(Entries shown)
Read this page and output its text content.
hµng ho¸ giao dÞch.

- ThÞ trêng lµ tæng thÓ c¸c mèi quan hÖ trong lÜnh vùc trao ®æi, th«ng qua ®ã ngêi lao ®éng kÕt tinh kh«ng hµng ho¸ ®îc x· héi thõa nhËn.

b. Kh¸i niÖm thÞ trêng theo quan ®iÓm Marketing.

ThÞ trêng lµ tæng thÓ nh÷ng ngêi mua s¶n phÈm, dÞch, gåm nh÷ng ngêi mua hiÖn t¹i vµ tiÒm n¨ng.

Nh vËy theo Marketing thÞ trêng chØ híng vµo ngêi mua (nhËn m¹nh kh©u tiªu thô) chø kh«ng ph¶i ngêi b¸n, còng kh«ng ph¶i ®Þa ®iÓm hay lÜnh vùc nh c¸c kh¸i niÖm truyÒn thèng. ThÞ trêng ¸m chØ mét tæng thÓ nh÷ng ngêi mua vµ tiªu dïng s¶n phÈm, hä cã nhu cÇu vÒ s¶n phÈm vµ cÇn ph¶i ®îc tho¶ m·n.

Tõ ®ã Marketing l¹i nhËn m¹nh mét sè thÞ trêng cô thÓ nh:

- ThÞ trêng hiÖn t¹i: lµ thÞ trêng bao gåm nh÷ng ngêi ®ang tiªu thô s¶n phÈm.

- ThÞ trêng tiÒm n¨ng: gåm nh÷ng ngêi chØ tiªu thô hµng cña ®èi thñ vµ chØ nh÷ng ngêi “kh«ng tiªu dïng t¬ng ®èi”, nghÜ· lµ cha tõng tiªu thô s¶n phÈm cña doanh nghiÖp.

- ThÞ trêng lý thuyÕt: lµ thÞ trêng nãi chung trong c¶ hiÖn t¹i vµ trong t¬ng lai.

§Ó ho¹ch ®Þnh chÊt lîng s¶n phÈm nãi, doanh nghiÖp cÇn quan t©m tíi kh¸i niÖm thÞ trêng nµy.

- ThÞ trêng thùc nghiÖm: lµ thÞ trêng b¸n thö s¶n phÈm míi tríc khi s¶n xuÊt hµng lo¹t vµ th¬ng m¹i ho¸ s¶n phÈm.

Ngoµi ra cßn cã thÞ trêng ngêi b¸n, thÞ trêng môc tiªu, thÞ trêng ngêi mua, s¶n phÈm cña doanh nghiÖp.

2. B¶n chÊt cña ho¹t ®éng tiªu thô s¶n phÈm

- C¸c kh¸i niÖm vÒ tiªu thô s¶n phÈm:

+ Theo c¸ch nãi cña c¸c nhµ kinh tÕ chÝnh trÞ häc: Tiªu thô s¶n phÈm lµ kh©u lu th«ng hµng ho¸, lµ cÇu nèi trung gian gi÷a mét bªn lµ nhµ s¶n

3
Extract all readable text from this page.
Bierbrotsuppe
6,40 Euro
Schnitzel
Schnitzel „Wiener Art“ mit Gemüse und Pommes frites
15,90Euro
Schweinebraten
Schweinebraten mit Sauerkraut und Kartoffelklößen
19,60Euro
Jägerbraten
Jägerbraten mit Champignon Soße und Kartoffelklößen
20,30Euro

(Written problem) Nothing should be left out: return all of the records exactly.

(Answer to the exercise)
Read this page and output its text content.
hµng ho¸ giao dÞch.

- ThÞ trêng lµ tæng thÓ c¸c mèi quan hÖ trong lÜnh vùc trao ®æi, th«ng qua ®ã ngêi lao ®éng kÕt tinh kh«ng hµng ho¸ ®îc x· héi thõa nhËn.

b. Kh¸i niÖm thÞ trêng theo quan ®iÓm Marketing.

ThÞ trêng lµ tæng thÓ nh÷ng ngêi mua s¶n phÈm, dÞch, gåm nh÷ng ngêi mua hiÖn t¹i vµ tiÒm n¨ng.

Nh vËy theo Marketing thÞ trêng chØ híng vµo ngêi mua (nhËn m¹nh kh©u tiªu thô) chø kh«ng ph¶i ngêi b¸n, còng kh«ng ph¶i ®Þa ®iÓm hay lÜnh vùc nh c¸c kh¸i niÖm truyÒn thèng. ThÞ trêng ¸m chØ mét tæng thÓ nh÷ng ngêi mua vµ tiªu dïng s¶n phÈm, hä cã nhu cÇu vÒ s¶n phÈm vµ cÇn ph¶i ®îc tho¶ m·n.

Tõ ®ã Marketing l¹i nhËn m¹nh mét sè thÞ trêng cô thÓ nh:

- ThÞ trêng hiÖn t¹i: lµ thÞ trêng bao gåm nh÷ng ngêi ®ang tiªu thô s¶n phÈm.

- ThÞ trêng tiÒm n¨ng: gåm nh÷ng ngêi chØ tiªu thô hµng cña ®èi thñ vµ chØ nh÷ng ngêi “kh«ng tiªu dïng t¬ng ®èi”, nghÜ· lµ cha tõng tiªu thô s¶n phÈm cña doanh nghiÖp.

- ThÞ trêng lý thuyÕt: lµ thÞ trêng nãi chung trong c¶ hiÖn t¹i vµ trong t¬ng lai.

§Ó ho¹ch ®Þnh chÊt lîng s¶n phÈm nãi, doanh nghiÖp cÇn quan t©m tíi kh¸i niÖm thÞ trêng nµy.

- ThÞ trêng thùc nghiÖm: lµ thÞ trêng b¸n thö s¶n phÈm míi tríc khi s¶n xuÊt hµng lo¹t vµ th¬ng m¹i ho¸ s¶n phÈm.

Ngoµi ra cßn cã thÞ trêng ngêi b¸n, thÞ trêng môc tiªu, thÞ trêng ngêi mua, s¶n phÈm cña doanh nghiÖp.

2. B¶n chÊt cña ho¹t ®éng tiªu thô s¶n phÈm

- C¸c kh¸i niÖm vÒ tiªu thô s¶n phÈm:

+ Theo c¸ch nãi cña c¸c nhµ kinh tÕ chÝnh trÞ häc: Tiªu thô s¶n phÈm lµ kh©u lu th«ng hµng ho¸, lµ cÇu nèi trung gian gi÷a mét bªn lµ nhµ s¶n

3
Extract all readable text from this page.
Bierbrotsuppe
6,40 Euro
Schnitzel
Schnitzel „Wiener Art“ mit Gemüse und Pommes frites
15,90Euro
Schweinebraten
Schweinebraten mit Sauerkraut und Kartoffelklößen
19,60Euro
Jägerbraten
Jägerbraten mit Champignon Soße und Kartoffelklößen
20,30Euro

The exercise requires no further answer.